* [Problem details]
Determine the number of lines that contain the word "kiếm", then state that number and nothing more.

* [A run of records]
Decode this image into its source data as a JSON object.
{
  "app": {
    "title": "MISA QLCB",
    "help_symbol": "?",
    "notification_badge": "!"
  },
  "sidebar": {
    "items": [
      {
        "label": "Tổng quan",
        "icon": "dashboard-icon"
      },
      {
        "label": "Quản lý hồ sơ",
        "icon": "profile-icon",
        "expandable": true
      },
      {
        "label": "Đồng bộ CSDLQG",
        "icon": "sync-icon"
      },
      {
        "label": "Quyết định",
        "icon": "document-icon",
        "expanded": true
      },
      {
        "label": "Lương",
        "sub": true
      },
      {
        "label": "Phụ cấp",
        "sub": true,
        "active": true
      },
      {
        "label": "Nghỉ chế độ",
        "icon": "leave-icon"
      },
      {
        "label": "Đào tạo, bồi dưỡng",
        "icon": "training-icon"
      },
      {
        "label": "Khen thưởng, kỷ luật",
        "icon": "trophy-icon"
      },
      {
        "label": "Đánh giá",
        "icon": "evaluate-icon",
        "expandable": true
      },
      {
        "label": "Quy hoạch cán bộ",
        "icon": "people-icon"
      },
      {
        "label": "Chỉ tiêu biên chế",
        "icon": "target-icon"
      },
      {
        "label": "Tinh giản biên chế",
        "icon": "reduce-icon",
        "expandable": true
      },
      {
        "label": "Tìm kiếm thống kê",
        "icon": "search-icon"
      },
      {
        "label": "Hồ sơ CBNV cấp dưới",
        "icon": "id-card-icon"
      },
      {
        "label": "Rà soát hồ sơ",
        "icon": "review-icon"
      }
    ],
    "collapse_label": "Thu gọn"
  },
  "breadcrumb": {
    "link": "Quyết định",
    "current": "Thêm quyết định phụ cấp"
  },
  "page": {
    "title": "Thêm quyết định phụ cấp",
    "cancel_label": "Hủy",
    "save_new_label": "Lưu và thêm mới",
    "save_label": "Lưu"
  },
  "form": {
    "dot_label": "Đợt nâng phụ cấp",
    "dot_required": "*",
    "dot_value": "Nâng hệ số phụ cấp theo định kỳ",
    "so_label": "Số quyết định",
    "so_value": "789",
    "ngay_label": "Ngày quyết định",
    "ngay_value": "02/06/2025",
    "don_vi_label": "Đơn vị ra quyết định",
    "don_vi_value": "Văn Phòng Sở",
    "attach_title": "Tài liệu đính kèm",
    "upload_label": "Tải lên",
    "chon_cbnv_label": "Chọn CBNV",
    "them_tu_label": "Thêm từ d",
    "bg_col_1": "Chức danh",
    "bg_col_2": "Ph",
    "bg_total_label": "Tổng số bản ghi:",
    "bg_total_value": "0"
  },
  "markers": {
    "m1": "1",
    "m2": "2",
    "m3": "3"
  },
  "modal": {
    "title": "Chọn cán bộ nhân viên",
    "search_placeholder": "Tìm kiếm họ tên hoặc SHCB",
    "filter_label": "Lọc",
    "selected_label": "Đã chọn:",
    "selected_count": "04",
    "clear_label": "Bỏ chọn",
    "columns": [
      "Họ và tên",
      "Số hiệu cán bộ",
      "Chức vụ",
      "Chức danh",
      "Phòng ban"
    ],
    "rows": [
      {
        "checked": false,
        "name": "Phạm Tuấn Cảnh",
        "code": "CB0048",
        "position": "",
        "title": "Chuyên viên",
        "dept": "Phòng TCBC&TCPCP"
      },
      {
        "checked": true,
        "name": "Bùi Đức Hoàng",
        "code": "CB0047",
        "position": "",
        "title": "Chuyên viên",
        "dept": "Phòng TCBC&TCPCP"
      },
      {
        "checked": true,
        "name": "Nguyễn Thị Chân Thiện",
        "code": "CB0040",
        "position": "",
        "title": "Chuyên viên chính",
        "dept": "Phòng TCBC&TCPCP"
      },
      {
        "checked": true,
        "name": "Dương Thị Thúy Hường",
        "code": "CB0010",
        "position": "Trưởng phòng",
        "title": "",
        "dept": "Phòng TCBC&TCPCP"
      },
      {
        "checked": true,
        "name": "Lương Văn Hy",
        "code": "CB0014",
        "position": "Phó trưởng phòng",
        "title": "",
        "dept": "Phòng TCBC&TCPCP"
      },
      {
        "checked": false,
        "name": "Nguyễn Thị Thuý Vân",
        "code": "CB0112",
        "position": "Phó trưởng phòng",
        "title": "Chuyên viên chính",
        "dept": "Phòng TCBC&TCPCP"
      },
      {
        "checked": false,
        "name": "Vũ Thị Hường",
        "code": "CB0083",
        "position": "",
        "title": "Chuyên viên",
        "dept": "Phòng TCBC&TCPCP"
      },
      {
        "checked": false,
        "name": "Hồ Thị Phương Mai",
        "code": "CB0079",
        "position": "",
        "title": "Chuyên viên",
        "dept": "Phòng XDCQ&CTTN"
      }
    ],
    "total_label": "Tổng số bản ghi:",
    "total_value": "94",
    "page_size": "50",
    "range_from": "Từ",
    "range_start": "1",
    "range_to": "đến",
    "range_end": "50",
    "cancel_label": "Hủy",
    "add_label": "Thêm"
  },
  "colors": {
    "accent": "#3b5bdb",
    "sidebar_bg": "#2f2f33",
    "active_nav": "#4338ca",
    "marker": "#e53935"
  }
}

* [Final answer]
2